=== 任务要求 ===
1. 判断下列三项陈述是否与所示文本相符，每项回答“是”或“否”，并原样引用所示文本中起决定作用的词句：(a) 同一个 process 内的 thread 共用同一个 GIL；(b) 产生 thread 的成本高于产生 process 的成本；(c) Executor 类可以直接使用。
2. 请编辑所示文本中从“- [python3 非同步處理：thread, process”到“到記憶體以一個或多個 process 的形式存在。”的这一段，将其中的“記憶體”改为“內存”后完整给出。
3. 将所示文本中的“multiprocess 比起 multithread 最大的優點是不受 GIL 限制，cpu bound 的 task 執行會很快。”一句译为英文。

=== 所示文本 ===
────

# Concurent futures

- [A QUICK INTRODUCTION TO THE CONCURRENT.FUTURES MODULE](http://masnun.com/2016/03/29/python-a-quick-introduction-to-the-concurrent-futures-module.html)
- [RealPython - Speed Up Your Python Program With Concurrency](https://realpython.com/python-concurrency/)
- [python3 非同步處理：thread, process 與 concurrent.futures 的兩三事](https://medium.com/@felixie/python3-%E9%9D%9E%E5%90%8C%E6%AD%A5%E8%99%95%E7%90%86-thread-process-%E8%88%87concurrent-futures%E5%85%A9%E4%B8%89%E4%BA%8B-f9d61fc7ccbf)

複習一下作業系統 program/process/thread 觀念，program 執行被 load 到記憶體以一個或多個 process 的形式存在。

- process 是 thread 的容器，同一個 process 間的 thread 共用資源而 process 間的資源彼此獨立。因此，同一個 process 的 thread 也共用同一個 GIL，要避開 GIL 就使用多個 process 就好了。
- multiprocess 比起 multithread 最大的優點是不受 GIL 限制，cpu bound 的 task 執行會很快。而最大的缺點就是 process 間彼此無法共享資源、溝通會受到限制。
- 不管是 multithread 或是 multiprocess，都需要耗費資源去產生 thread/process，而產生 process 的成本又比產生 thread 的成本高。

## Executors

This module features the Executor class which is an abstract class and it can not be used directly. However it has two very useful concrete subclasses – `ThreadPoolExecutor` and `ProcessPoolExecutor`. As their names suggest, one uses multi threading and the other one uses multi-processing. In both case, we get a pool of threads or processes and we can submit tasks to this pool. The pool would assign tasks to the available resources (threads or processes) and schedule them to run.

────

=== 数据 ===
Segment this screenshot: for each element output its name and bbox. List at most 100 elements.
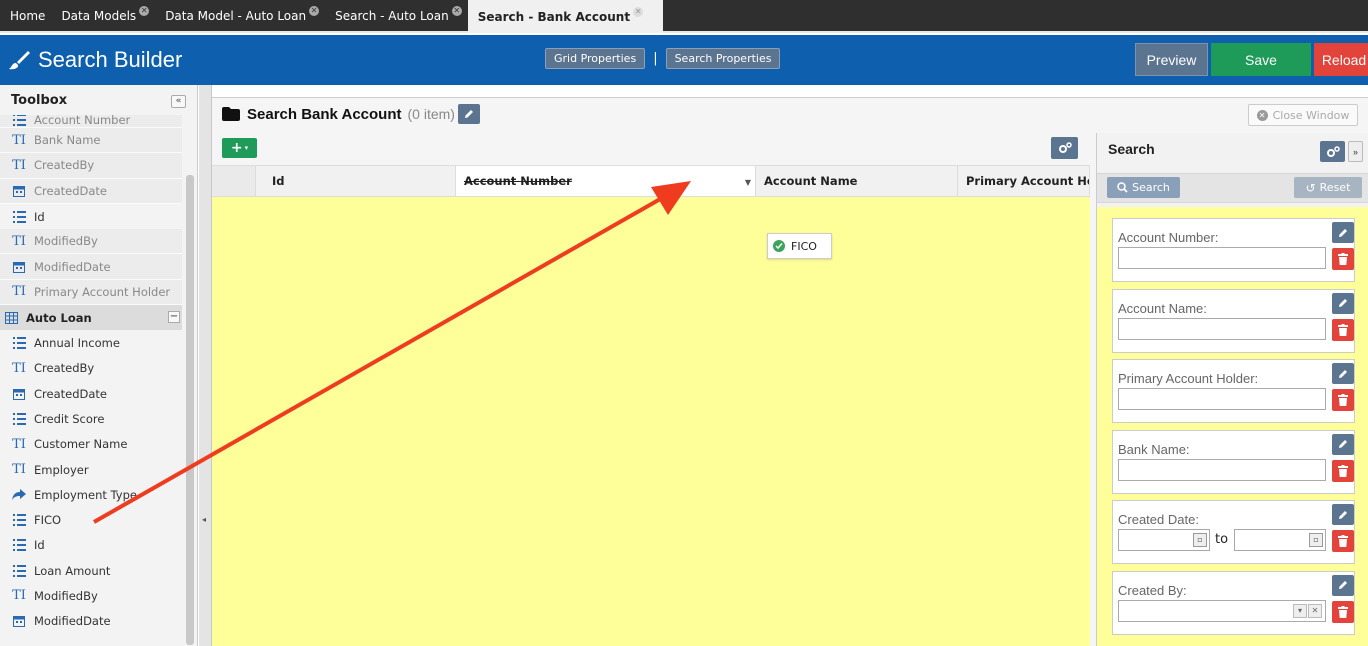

────

=== 各题解答 ===
1.
(a) 是：“同一個 process 的 thread 也共用同一個 GIL”
(b) 否：“產生 process 的成本又比產生 thread 的成本高”
(c) 否：“it can not be used directly”

2.
- [python3 非同步處理：thread, process 與 concurrent.futures 的兩三事](https://medium.com/@felixie/python3-%E9%9D%9E%E5%90%8C%E6%AD%A5%E8%99%95%E7%90%86-thread-process-%E8%88%87concurrent-futures%E5%85%A9%E4%B8%89%E4%BA%8B-f9d61fc7ccbf)

複習一下作業系統 program/process/thread 觀念，program 執行被 load 到內存以一個或多個 process 的形式存在。

3. The greatest advantage of multiprocessing over multithreading is that it is not limited by the GIL, so CPU-bound tasks run very fast.